## Text excerpt
▬▬▬

For the 6 months period, I chose a recent period from 6/20/2025 through 12/19/2025. My reasons-- that period was a relatively smooth up-trend with only minor retracements, easy for new traders to trade and less concern about experience level performance variances. That period is also two full micro ES expiry sessions, from 6/20/2025 to 9/19/2025 (the "U" contract) and from 9/20/2025 to 12/19/2025 (the "Z" contract), without being concerned about continues-contract-stitching differences.
A stock trader buying 1 share of SPY (as provided in the author's comparison) buying at the 6/20/2025 open price of $598.38 and selling at the 12/19/2025 closing price of $680.59 would yield a profit of $82.21 before commission, exchange fees, slippage, data fee, etc. Since there is no commission on trading equities, the exchange fee is minimal, slippage for the very liquid SPY is $0.01 per share for entry and for exit. So the profit is very close to $80, before dividends (also very minor).
Even trading SPY in a margin account, one can imagine the profit with leverage would become $160 (less margin interest).
Now let's look at how the futures trader would do in a similar situation with micro ES. Buying the U contract at the 6/20/2025 open price of $6,037.00 and selling at the end of contract date of 9/19/2025 of $6,658.77 would yield a profit of 621.77 MES points. Buying the Z contract at the 9/20/2025 open price of $6,716.25 and selling it at the end of the contract date 12/19/2025 price of $6,796.54 would yield a profit of 80.29 points. So for the 6 months the trader would result in a profit of 702.06 points. Because of the built-in leverage ($5 per point), 702.06 MES points means $3,510.30 profit, before the general expenses of commission, exchange fees, slippage, data fees, etc. Most retail futures brokers charge about $2 commission round turn for micro futures contracts. Assuming the futures trader takes one round turn trade a week, his commission would be $2 X 26 weeks = $52. Assuming slippage is one MES points (4 ticks) per entry / exit, the slippage friction would be $5 X 26 X 2 = $260.
There are retail trading platforms and brokerages that don't charge platform fees and data fees, but maybe with a little higher commission. So roughly $3,510 profit less these expenses could yield $3,000 profit, way higher than for a SPY trader.
That's not even taking into consideration of the 60-40 capital gains rate tax benefit of trading index futures.
Your exact situation may be different, but should not be too much from what I have.
I did the above simple exercise to show myself that I have been trading the right markets all along.
I do want to point out that futures contracts are highly leveraged. Leverage cuts both ways and should be handled with care. The trader's experience level may make a big difference.
You kind of made my point , new traders are not profitable and over trade . Trading the spy has no commission charges , less slippage , and no data fees . any uninvested funds for example on my brokerage account currently pays 3.5 % . futures brokers are dead beats , they pay 0 interest . it lets the trader that is learning to trade use live bullets so to speak at the lowest cost . once the learning process is complete the trader can move on to what ever.
We agree on that point, that a trader needs to keep overhead costs down while learning, to stay in the game longer. When experienced, then can apply leverage for higher return vs risk and costs.

▬▬▬

## Problem 1
List every micro ES contract price that the text excerpt gives for buying or selling.
## Problem 2
Copy the text excerpt between "There are retail" and "a big difference.", inclusive, replacing "brokerages" with "brokers".
The rows have no connection to the text excerpt.

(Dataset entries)
▬▬▬

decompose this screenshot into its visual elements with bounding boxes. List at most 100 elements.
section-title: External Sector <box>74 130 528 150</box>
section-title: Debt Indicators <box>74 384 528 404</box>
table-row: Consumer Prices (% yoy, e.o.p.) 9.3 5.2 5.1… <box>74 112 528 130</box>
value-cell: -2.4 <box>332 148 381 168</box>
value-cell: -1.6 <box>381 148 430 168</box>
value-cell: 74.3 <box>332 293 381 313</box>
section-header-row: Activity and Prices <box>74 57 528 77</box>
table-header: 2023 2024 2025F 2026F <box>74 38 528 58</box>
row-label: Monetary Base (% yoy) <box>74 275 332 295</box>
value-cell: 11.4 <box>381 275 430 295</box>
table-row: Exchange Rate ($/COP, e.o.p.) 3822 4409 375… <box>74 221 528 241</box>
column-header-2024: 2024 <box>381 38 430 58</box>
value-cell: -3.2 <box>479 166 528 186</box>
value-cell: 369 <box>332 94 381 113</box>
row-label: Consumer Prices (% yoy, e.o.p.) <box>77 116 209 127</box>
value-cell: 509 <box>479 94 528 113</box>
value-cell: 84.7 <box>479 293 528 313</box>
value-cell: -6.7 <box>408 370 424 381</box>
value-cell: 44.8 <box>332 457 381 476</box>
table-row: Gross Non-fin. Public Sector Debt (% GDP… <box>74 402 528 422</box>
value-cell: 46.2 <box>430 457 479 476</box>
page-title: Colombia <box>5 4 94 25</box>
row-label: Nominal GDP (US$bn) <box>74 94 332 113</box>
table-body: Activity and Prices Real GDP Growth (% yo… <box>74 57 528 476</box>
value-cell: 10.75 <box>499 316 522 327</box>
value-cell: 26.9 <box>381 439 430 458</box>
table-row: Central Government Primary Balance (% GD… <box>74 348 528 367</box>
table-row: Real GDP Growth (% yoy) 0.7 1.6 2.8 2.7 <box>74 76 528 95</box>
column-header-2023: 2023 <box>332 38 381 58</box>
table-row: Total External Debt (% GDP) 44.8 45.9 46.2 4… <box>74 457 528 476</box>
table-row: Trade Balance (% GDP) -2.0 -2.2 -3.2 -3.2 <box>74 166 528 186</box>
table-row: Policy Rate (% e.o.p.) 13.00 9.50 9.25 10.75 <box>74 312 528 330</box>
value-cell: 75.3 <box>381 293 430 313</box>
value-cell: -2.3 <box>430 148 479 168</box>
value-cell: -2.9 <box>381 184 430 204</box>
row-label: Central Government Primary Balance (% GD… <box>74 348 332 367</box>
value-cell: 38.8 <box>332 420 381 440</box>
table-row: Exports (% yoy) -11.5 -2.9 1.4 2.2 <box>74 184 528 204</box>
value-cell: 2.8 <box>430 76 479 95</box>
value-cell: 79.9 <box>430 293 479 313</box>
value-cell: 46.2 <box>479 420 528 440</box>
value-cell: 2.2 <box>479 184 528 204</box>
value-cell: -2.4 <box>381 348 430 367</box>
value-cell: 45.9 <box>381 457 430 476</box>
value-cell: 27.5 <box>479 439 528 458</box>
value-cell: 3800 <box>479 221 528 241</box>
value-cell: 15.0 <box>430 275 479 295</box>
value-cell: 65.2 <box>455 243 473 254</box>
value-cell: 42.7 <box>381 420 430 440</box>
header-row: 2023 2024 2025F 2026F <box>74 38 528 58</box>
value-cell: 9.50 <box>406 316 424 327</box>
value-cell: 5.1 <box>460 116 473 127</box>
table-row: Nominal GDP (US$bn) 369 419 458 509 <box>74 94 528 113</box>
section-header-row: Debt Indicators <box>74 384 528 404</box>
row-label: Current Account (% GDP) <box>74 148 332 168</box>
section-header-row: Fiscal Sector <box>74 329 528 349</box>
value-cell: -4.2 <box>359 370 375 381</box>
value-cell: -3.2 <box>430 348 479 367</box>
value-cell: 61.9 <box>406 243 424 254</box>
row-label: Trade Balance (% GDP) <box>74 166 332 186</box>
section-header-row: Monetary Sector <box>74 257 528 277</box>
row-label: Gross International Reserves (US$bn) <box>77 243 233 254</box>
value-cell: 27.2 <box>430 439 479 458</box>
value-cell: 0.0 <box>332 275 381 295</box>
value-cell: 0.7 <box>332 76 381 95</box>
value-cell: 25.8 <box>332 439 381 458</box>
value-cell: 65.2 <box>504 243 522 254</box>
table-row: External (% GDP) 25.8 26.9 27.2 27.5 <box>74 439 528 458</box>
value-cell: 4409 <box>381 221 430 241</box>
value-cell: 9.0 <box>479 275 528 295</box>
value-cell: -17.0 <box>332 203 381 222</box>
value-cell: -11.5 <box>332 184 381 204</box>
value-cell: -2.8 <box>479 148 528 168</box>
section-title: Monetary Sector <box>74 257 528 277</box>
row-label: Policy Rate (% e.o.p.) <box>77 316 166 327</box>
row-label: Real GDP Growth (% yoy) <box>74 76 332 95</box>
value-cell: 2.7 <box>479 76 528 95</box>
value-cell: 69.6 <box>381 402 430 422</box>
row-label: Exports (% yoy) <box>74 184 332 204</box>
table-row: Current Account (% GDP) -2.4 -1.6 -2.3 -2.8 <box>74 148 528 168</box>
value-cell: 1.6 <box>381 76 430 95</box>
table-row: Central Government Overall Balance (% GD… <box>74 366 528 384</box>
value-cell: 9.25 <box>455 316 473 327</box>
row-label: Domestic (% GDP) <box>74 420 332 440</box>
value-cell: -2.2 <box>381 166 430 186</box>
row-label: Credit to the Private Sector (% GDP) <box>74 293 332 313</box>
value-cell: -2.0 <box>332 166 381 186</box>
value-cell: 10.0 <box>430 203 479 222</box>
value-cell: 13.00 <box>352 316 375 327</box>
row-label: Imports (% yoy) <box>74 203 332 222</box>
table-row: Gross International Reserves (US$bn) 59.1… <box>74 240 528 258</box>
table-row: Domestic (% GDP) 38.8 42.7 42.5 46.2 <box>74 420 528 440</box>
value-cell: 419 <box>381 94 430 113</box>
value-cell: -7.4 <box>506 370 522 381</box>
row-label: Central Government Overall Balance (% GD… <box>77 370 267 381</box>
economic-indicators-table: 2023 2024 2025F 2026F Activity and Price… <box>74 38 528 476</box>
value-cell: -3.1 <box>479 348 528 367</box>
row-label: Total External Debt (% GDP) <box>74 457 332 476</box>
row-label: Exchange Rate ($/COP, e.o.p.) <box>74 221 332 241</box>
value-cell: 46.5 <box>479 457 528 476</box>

▬▬▬

## Expected output 1
$6,037.00, $6,658.77, $6,716.25, $6,796.54

## Expected output 2
There are retail trading platforms and brokers that don't charge platform fees and data fees, but maybe with a little higher commission. So roughly $3,510 profit less these expenses could yield $3,000 profit, way higher than for a SPY trader.
That's not even taking into consideration of the 60-40 capital gains rate tax benefit of trading index futures.
Your exact situation may be different, but should not be too much from what I have.
I did the above simple exercise to show myself that I have been trading the right markets all along.
I do want to point out that futures contracts are highly leveraged. Leverage cuts both ways and should be handled with care. The trader's experience level may make a big difference.